--- start Data for this exercise ---

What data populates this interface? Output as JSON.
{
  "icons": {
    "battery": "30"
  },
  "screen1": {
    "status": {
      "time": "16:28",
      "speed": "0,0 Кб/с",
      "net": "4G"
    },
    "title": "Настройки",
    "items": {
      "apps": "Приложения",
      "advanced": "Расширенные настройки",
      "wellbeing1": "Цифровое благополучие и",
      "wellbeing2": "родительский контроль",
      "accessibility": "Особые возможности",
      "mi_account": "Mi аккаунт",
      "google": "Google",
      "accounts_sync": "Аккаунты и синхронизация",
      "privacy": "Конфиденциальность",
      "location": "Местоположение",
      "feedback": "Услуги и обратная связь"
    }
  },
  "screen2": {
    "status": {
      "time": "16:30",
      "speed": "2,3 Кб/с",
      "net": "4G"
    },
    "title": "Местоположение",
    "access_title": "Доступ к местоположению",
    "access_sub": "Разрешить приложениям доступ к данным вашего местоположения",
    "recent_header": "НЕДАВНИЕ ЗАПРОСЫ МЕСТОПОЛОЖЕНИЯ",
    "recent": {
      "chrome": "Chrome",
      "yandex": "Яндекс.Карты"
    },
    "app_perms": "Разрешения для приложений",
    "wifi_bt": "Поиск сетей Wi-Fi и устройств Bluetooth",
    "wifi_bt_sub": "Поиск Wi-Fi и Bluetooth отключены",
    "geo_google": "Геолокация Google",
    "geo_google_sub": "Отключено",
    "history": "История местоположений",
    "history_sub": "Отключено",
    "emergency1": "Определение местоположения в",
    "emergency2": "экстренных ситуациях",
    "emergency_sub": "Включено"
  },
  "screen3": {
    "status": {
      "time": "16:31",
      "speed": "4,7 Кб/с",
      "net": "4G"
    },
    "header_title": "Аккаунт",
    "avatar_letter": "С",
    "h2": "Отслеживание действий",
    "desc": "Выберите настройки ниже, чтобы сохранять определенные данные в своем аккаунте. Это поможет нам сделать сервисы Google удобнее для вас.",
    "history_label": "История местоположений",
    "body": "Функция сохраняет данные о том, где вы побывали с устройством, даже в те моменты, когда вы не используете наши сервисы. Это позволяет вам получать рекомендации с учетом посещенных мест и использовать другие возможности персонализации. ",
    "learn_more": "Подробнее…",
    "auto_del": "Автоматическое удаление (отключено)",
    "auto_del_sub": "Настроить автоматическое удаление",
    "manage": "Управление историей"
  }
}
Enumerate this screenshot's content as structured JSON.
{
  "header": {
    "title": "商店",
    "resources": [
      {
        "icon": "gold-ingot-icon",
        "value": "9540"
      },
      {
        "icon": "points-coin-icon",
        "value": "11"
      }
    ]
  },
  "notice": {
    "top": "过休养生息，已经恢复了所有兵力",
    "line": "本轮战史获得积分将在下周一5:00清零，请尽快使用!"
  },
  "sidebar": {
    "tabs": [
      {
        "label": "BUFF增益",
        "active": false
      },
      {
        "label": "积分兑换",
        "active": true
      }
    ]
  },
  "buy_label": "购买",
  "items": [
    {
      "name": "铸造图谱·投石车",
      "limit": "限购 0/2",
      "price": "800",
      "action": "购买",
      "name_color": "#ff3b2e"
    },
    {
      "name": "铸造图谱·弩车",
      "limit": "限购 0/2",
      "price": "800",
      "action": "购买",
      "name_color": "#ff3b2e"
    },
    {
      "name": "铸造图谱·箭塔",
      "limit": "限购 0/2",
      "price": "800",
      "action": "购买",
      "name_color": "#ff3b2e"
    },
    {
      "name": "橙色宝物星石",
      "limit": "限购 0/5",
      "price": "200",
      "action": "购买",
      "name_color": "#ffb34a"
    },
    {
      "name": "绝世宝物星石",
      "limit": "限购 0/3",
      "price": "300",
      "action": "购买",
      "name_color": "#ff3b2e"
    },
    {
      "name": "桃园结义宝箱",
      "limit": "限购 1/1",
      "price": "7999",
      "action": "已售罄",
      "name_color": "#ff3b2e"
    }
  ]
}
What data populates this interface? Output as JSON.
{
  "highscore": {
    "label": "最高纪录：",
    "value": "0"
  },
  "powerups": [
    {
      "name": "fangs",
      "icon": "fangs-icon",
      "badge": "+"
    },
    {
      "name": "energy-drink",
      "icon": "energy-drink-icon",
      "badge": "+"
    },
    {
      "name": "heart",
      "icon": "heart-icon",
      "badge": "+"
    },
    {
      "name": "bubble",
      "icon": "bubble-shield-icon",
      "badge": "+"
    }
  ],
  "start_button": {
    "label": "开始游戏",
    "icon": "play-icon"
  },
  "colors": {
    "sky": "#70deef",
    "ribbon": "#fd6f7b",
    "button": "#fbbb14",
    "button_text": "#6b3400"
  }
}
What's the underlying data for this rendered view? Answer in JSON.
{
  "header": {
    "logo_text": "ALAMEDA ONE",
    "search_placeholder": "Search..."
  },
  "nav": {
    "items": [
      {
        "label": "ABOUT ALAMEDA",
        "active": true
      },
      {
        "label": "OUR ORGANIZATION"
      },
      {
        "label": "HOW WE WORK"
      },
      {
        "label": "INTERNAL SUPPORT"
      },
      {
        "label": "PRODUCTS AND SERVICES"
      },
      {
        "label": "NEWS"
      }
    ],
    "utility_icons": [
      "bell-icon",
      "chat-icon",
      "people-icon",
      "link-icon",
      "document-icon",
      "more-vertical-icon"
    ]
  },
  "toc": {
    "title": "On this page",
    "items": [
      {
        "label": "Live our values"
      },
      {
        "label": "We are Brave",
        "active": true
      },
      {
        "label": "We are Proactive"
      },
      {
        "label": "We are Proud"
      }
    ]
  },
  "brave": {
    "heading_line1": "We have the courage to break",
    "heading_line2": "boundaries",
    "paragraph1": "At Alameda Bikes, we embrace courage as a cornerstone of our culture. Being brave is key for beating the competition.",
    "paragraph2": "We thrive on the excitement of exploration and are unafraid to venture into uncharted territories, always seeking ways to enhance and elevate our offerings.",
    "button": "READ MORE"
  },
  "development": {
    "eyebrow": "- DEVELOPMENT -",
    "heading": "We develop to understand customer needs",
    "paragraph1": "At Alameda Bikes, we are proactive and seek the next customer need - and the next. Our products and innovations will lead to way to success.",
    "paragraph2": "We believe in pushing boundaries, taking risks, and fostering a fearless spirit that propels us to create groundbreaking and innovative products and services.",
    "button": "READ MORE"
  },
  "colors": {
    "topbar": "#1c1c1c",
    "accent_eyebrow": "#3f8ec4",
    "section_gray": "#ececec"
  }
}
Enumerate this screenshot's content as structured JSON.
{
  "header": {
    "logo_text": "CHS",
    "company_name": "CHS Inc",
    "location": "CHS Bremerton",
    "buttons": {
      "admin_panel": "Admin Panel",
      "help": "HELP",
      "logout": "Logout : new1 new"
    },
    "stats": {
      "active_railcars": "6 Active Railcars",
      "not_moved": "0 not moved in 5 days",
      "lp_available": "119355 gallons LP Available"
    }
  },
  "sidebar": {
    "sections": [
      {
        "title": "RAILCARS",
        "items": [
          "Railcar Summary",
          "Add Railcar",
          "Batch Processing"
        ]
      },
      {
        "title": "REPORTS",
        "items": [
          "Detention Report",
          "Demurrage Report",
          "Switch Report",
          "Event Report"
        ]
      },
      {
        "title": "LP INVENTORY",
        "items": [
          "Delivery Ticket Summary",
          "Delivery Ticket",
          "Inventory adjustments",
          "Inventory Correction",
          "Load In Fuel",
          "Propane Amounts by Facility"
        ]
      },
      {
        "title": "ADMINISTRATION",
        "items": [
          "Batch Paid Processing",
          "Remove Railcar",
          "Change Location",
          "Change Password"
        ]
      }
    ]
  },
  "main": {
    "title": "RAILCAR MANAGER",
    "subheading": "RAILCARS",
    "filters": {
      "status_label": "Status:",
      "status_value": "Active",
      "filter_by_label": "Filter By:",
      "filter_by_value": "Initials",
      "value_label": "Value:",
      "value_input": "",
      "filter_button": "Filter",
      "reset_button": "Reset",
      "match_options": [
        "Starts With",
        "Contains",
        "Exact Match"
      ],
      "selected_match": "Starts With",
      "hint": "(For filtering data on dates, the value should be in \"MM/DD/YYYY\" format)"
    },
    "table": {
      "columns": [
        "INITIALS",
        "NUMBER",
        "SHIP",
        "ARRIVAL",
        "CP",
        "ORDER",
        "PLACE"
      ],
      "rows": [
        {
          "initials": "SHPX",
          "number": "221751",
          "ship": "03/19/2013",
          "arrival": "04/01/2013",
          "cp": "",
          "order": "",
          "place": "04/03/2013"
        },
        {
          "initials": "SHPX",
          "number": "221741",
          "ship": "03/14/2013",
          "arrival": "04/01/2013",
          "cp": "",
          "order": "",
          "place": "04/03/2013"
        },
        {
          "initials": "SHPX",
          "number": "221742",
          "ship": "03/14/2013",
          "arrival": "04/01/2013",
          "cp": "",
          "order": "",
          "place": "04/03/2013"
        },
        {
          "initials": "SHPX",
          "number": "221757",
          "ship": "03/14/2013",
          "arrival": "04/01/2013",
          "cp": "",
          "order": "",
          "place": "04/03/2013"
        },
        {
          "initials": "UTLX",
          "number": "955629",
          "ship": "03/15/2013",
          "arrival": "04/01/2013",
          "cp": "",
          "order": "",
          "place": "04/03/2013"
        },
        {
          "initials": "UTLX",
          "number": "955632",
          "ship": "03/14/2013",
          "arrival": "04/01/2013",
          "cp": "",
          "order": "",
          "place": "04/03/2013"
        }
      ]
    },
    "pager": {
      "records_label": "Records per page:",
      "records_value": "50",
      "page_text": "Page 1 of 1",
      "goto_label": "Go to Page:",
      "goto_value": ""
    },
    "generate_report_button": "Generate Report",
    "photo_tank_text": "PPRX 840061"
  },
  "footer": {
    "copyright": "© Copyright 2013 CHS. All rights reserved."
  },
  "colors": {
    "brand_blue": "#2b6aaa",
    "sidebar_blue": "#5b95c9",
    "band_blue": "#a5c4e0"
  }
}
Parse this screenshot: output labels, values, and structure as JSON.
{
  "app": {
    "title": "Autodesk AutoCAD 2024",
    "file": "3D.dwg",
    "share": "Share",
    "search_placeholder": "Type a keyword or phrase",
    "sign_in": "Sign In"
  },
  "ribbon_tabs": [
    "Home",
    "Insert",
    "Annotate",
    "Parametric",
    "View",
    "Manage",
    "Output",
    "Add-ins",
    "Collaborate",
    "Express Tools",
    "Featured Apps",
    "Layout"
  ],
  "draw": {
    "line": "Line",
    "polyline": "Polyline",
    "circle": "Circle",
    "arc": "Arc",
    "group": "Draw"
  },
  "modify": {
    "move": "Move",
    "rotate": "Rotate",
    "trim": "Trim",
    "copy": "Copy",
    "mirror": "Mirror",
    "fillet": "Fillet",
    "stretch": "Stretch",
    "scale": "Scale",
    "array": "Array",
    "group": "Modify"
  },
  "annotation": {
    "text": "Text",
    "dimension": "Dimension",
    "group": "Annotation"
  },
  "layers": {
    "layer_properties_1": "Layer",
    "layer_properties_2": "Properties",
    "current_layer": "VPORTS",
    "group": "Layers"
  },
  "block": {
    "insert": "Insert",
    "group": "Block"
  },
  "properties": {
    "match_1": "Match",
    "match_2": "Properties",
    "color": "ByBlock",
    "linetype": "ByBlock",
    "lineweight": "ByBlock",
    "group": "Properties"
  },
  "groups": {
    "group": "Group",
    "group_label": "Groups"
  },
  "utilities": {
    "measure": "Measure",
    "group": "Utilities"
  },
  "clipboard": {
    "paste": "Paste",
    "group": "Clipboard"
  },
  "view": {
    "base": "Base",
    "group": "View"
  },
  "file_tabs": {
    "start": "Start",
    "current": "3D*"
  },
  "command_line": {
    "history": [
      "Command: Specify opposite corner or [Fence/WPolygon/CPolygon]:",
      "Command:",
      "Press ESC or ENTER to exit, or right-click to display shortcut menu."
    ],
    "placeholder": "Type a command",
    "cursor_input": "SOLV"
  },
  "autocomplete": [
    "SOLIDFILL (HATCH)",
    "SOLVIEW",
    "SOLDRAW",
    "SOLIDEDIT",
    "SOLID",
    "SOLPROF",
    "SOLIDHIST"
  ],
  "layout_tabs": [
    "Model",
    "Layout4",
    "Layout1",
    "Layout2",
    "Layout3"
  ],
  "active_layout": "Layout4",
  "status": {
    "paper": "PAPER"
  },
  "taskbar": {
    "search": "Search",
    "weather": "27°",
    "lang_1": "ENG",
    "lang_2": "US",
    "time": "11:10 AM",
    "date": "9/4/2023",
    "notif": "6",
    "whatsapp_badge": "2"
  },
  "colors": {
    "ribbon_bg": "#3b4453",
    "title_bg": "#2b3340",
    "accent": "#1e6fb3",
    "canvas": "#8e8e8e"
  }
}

--- end Data for this exercise ---

Only the number is wanted: how many lines in the entries above contain the string "drink"?

Response -
2